— begin EXERCISE MATERIALS —
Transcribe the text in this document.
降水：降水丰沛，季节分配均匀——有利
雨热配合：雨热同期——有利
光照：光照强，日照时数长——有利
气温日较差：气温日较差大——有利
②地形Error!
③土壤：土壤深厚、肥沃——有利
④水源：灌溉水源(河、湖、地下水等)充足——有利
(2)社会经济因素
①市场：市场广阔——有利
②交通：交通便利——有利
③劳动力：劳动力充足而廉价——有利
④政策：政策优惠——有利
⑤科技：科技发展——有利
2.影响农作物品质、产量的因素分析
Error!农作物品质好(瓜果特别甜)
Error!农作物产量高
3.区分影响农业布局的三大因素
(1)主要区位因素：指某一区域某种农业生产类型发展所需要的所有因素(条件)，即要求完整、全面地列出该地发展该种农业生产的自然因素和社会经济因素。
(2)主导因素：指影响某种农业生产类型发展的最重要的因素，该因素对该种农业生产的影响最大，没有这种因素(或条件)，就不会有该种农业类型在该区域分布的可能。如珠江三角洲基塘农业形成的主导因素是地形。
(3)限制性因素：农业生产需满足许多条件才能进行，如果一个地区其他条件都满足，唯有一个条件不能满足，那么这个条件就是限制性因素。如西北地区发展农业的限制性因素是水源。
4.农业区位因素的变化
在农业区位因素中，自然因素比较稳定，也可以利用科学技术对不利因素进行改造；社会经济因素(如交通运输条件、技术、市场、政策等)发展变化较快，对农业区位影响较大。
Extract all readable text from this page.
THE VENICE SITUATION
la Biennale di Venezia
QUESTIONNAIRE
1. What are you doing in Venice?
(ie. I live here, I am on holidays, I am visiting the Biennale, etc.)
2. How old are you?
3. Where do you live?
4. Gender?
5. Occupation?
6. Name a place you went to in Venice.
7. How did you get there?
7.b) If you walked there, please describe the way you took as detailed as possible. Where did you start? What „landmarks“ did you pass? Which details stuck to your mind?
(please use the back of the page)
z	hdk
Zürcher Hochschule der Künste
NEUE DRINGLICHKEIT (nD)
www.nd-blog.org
— end EXERCISE MATERIALS —
WHAT IS EXPECTED:
All of the data needs to be printed once more, exactly.

WRITTEN RESPONSE:
Transcribe the text in this document.
降水：降水丰沛，季节分配均匀——有利
雨热配合：雨热同期——有利
光照：光照强，日照时数长——有利
气温日较差：气温日较差大——有利
②地形Error!
③土壤：土壤深厚、肥沃——有利
④水源：灌溉水源(河、湖、地下水等)充足——有利
(2)社会经济因素
①市场：市场广阔——有利
②交通：交通便利——有利
③劳动力：劳动力充足而廉价——有利
④政策：政策优惠——有利
⑤科技：科技发展——有利
2.影响农作物品质、产量的因素分析
Error!农作物品质好(瓜果特别甜)
Error!农作物产量高
3.区分影响农业布局的三大因素
(1)主要区位因素：指某一区域某种农业生产类型发展所需要的所有因素(条件)，即要求完整、全面地列出该地发展该种农业生产的自然因素和社会经济因素。
(2)主导因素：指影响某种农业生产类型发展的最重要的因素，该因素对该种农业生产的影响最大，没有这种因素(或条件)，就不会有该种农业类型在该区域分布的可能。如珠江三角洲基塘农业形成的主导因素是地形。
(3)限制性因素：农业生产需满足许多条件才能进行，如果一个地区其他条件都满足，唯有一个条件不能满足，那么这个条件就是限制性因素。如西北地区发展农业的限制性因素是水源。
4.农业区位因素的变化
在农业区位因素中，自然因素比较稳定，也可以利用科学技术对不利因素进行改造；社会经济因素(如交通运输条件、技术、市场、政策等)发展变化较快，对农业区位影响较大。
Extract all readable text from this page.
THE VENICE SITUATION
la Biennale di Venezia
QUESTIONNAIRE
1. What are you doing in Venice?
(ie. I live here, I am on holidays, I am visiting the Biennale, etc.)
2. How old are you?
3. Where do you live?
4. Gender?
5. Occupation?
6. Name a place you went to in Venice.
7. How did you get there?
7.b) If you walked there, please describe the way you took as detailed as possible. Where did you start? What „landmarks“ did you pass? Which details stuck to your mind?
(please use the back of the page)
z	hdk
Zürcher Hochschule der Künste
NEUE DRINGLICHKEIT (nD)
www.nd-blog.org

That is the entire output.